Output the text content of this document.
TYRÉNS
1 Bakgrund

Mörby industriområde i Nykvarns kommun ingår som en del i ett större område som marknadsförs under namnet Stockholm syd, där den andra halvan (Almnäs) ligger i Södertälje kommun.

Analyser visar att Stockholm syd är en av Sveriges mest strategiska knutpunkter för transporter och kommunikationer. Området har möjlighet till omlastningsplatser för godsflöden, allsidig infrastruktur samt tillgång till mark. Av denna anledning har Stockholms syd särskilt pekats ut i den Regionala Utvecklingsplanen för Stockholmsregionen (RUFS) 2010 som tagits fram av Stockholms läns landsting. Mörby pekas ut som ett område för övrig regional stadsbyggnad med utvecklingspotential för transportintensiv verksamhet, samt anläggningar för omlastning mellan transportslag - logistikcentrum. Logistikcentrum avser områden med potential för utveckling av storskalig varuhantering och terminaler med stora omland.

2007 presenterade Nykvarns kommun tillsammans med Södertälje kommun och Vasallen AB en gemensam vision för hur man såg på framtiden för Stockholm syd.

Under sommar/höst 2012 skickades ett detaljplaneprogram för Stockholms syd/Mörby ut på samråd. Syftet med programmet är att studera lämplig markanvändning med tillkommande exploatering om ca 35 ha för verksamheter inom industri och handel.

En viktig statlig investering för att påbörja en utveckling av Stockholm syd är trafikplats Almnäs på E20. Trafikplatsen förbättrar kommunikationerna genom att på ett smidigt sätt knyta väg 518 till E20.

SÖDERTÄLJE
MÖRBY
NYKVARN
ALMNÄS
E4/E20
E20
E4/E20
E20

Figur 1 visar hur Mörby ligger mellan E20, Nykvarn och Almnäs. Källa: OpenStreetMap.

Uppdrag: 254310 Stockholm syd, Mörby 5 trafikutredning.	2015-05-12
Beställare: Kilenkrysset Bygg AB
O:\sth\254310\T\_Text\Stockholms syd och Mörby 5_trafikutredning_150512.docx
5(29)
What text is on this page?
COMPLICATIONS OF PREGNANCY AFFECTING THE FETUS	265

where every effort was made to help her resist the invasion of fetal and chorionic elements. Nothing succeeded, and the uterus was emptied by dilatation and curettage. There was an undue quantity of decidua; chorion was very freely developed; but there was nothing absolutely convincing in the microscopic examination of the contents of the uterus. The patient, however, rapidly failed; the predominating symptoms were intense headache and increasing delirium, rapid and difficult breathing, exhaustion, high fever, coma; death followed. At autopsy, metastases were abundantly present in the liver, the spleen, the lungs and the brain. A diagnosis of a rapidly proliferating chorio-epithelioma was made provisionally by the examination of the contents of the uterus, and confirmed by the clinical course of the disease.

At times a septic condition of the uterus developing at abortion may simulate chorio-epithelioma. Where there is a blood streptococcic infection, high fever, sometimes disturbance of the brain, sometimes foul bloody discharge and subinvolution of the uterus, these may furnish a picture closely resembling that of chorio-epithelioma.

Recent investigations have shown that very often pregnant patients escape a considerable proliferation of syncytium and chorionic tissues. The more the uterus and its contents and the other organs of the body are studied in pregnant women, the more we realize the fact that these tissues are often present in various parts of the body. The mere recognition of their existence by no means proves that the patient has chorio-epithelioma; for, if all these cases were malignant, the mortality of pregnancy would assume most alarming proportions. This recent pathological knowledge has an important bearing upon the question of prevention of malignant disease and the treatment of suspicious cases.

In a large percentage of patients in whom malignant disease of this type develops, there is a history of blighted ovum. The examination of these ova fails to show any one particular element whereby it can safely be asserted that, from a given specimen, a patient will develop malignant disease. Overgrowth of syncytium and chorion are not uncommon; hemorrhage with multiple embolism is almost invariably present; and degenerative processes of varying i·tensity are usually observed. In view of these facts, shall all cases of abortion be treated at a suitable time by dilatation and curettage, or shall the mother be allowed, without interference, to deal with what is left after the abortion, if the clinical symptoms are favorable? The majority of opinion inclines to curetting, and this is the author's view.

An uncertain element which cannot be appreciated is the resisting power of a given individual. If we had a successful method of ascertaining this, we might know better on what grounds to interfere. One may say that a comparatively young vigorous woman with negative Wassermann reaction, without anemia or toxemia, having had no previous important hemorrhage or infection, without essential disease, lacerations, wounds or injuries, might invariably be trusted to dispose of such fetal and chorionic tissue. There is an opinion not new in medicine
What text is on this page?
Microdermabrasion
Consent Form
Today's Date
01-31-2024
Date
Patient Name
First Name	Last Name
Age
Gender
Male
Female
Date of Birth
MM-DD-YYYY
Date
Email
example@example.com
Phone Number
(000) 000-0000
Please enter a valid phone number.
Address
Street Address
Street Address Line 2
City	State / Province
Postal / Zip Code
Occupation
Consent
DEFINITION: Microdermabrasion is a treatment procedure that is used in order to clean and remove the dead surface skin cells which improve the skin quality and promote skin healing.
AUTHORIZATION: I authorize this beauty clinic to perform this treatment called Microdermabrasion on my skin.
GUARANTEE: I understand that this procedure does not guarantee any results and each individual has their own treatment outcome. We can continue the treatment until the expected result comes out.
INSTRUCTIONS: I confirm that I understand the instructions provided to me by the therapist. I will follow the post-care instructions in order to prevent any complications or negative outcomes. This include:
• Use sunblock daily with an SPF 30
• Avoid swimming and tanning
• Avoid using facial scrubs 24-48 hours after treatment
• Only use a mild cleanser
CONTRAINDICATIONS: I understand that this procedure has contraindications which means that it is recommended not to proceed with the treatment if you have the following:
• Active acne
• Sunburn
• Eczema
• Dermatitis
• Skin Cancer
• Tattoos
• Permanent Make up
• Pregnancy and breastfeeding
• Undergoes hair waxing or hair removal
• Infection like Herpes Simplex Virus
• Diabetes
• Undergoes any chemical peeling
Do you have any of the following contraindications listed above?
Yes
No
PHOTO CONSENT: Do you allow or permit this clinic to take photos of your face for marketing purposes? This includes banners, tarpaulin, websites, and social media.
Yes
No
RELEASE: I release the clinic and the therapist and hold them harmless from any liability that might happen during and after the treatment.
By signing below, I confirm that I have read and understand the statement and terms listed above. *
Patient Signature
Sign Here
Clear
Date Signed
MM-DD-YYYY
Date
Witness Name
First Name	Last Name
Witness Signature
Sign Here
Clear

About this exercise: Reproduce the data exactly. Keep every line intact.

Exercise answer:
Output the text content of this document.
TYRÉNS
1 Bakgrund

Mörby industriområde i Nykvarns kommun ingår som en del i ett större område som marknadsförs under namnet Stockholm syd, där den andra halvan (Almnäs) ligger i Södertälje kommun.

Analyser visar att Stockholm syd är en av Sveriges mest strategiska knutpunkter för transporter och kommunikationer. Området har möjlighet till omlastningsplatser för godsflöden, allsidig infrastruktur samt tillgång till mark. Av denna anledning har Stockholms syd särskilt pekats ut i den Regionala Utvecklingsplanen för Stockholmsregionen (RUFS) 2010 som tagits fram av Stockholms läns landsting. Mörby pekas ut som ett område för övrig regional stadsbyggnad med utvecklingspotential för transportintensiv verksamhet, samt anläggningar för omlastning mellan transportslag - logistikcentrum. Logistikcentrum avser områden med potential för utveckling av storskalig varuhantering och terminaler med stora omland.

2007 presenterade Nykvarns kommun tillsammans med Södertälje kommun och Vasallen AB en gemensam vision för hur man såg på framtiden för Stockholm syd.

Under sommar/höst 2012 skickades ett detaljplaneprogram för Stockholms syd/Mörby ut på samråd. Syftet med programmet är att studera lämplig markanvändning med tillkommande exploatering om ca 35 ha för verksamheter inom industri och handel.

En viktig statlig investering för att påbörja en utveckling av Stockholm syd är trafikplats Almnäs på E20. Trafikplatsen förbättrar kommunikationerna genom att på ett smidigt sätt knyta väg 518 till E20.

SÖDERTÄLJE
MÖRBY
NYKVARN
ALMNÄS
E4/E20
E20
E4/E20
E20

Figur 1 visar hur Mörby ligger mellan E20, Nykvarn och Almnäs. Källa: OpenStreetMap.

Uppdrag: 254310 Stockholm syd, Mörby 5 trafikutredning.	2015-05-12
Beställare: Kilenkrysset Bygg AB
O:\sth\254310\T\_Text\Stockholms syd och Mörby 5_trafikutredning_150512.docx
5(29)
What text is on this page?
COMPLICATIONS OF PREGNANCY AFFECTING THE FETUS	265

where every effort was made to help her resist the invasion of fetal and chorionic elements. Nothing succeeded, and the uterus was emptied by dilatation and curettage. There was an undue quantity of decidua; chorion was very freely developed; but there was nothing absolutely convincing in the microscopic examination of the contents of the uterus. The patient, however, rapidly failed; the predominating symptoms were intense headache and increasing delirium, rapid and difficult breathing, exhaustion, high fever, coma; death followed. At autopsy, metastases were abundantly present in the liver, the spleen, the lungs and the brain. A diagnosis of a rapidly proliferating chorio-epithelioma was made provisionally by the examination of the contents of the uterus, and confirmed by the clinical course of the disease.

At times a septic condition of the uterus developing at abortion may simulate chorio-epithelioma. Where there is a blood streptococcic infection, high fever, sometimes disturbance of the brain, sometimes foul bloody discharge and subinvolution of the uterus, these may furnish a picture closely resembling that of chorio-epithelioma.

Recent investigations have shown that very often pregnant patients escape a considerable proliferation of syncytium and chorionic tissues. The more the uterus and its contents and the other organs of the body are studied in pregnant women, the more we realize the fact that these tissues are often present in various parts of the body. The mere recognition of their existence by no means proves that the patient has chorio-epithelioma; for, if all these cases were malignant, the mortality of pregnancy would assume most alarming proportions. This recent pathological knowledge has an important bearing upon the question of prevention of malignant disease and the treatment of suspicious cases.

In a large percentage of patients in whom malignant disease of this type develops, there is a history of blighted ovum. The examination of these ova fails to show any one particular element whereby it can safely be asserted that, from a given specimen, a patient will develop malignant disease. Overgrowth of syncytium and chorion are not uncommon; hemorrhage with multiple embolism is almost invariably present; and degenerative processes of varying i·tensity are usually observed. In view of these facts, shall all cases of abortion be treated at a suitable time by dilatation and curettage, or shall the mother be allowed, without interference, to deal with what is left after the abortion, if the clinical symptoms are favorable? The majority of opinion inclines to curetting, and this is the author's view.

An uncertain element which cannot be appreciated is the resisting power of a given individual. If we had a successful method of ascertaining this, we might know better on what grounds to interfere. One may say that a comparatively young vigorous woman with negative Wassermann reaction, without anemia or toxemia, having had no previous important hemorrhage or infection, without essential disease, lacerations, wounds or injuries, might invariably be trusted to dispose of such fetal and chorionic tissue. There is an opinion not new in medicine
What text is on this page?
Microdermabrasion
Consent Form
Today's Date
01-31-2024
Date
Patient Name
First Name	Last Name
Age
Gender
Male
Female
Date of Birth
MM-DD-YYYY
Date
Email
example@example.com
Phone Number
(000) 000-0000
Please enter a valid phone number.
Address
Street Address
Street Address Line 2
City	State / Province
Postal / Zip Code
Occupation
Consent
DEFINITION: Microdermabrasion is a treatment procedure that is used in order to clean and remove the dead surface skin cells which improve the skin quality and promote skin healing.
AUTHORIZATION: I authorize this beauty clinic to perform this treatment called Microdermabrasion on my skin.
GUARANTEE: I understand that this procedure does not guarantee any results and each individual has their own treatment outcome. We can continue the treatment until the expected result comes out.
INSTRUCTIONS: I confirm that I understand the instructions provided to me by the therapist. I will follow the post-care instructions in order to prevent any complications or negative outcomes. This include:
• Use sunblock daily with an SPF 30
• Avoid swimming and tanning
• Avoid using facial scrubs 24-48 hours after treatment
• Only use a mild cleanser
CONTRAINDICATIONS: I understand that this procedure has contraindications which means that it is recommended not to proceed with the treatment if you have the following:
• Active acne
• Sunburn
• Eczema
• Dermatitis
• Skin Cancer
• Tattoos
• Permanent Make up
• Pregnancy and breastfeeding
• Undergoes hair waxing or hair removal
• Infection like Herpes Simplex Virus
• Diabetes
• Undergoes any chemical peeling
Do you have any of the following contraindications listed above?
Yes
No
PHOTO CONSENT: Do you allow or permit this clinic to take photos of your face for marketing purposes? This includes banners, tarpaulin, websites, and social media.
Yes
No
RELEASE: I release the clinic and the therapist and hold them harmless from any liability that might happen during and after the treatment.
By signing below, I confirm that I have read and understand the statement and terms listed above. *
Patient Signature
Sign Here
Clear
Date Signed
MM-DD-YYYY
Date
Witness Name
First Name	Last Name
Witness Signature
Sign Here
Clear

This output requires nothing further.